---------- EXCERPTED DATA
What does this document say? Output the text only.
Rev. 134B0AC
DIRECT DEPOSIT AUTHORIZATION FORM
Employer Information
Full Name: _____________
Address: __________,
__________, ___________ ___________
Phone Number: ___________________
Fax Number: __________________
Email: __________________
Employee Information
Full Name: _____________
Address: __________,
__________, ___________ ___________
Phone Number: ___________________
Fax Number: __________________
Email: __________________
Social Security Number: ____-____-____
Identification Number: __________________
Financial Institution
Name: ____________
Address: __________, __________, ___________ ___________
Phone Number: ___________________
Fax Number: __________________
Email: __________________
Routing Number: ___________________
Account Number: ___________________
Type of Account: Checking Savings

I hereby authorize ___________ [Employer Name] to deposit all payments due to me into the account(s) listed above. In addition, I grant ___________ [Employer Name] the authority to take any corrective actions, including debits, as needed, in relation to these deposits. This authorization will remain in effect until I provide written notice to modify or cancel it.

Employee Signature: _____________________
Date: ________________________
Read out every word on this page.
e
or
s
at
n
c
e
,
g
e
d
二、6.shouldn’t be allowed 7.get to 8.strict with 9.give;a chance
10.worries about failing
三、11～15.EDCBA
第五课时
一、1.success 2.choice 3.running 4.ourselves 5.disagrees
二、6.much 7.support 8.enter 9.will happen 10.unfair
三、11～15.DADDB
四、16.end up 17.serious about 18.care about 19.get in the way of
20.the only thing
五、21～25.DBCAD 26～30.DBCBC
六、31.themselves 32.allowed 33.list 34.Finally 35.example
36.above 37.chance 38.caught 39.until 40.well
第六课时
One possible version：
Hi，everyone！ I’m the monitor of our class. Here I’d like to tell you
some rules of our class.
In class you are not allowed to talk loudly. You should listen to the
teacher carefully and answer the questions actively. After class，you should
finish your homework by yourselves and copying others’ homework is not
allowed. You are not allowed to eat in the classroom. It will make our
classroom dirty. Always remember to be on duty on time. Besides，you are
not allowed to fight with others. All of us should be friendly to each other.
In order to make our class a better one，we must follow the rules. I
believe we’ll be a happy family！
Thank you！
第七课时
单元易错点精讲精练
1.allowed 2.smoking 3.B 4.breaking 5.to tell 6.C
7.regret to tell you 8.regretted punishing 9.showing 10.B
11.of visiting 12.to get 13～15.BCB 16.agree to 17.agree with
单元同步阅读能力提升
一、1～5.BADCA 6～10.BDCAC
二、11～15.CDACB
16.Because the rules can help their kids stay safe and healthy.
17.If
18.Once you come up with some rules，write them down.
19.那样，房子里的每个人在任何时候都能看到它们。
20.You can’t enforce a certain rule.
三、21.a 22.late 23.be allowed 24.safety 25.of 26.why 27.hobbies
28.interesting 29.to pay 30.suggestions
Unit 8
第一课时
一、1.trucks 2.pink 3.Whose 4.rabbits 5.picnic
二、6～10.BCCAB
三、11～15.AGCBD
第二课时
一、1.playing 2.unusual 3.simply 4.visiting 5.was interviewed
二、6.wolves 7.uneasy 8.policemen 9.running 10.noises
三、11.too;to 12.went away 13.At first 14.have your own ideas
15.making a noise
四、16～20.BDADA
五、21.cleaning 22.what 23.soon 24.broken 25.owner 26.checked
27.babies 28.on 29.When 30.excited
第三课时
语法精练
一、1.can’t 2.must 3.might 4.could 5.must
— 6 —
--------------------
GOAL OF THE EXERCISE: Using the listing, collect all lines in which the string "your" is found.

SOLUTION TO THE EXERCISE:
finish your homework by yourselves and copying others’ homework is not
三、11.too;to 12.went away 13.At first 14.have your own ideas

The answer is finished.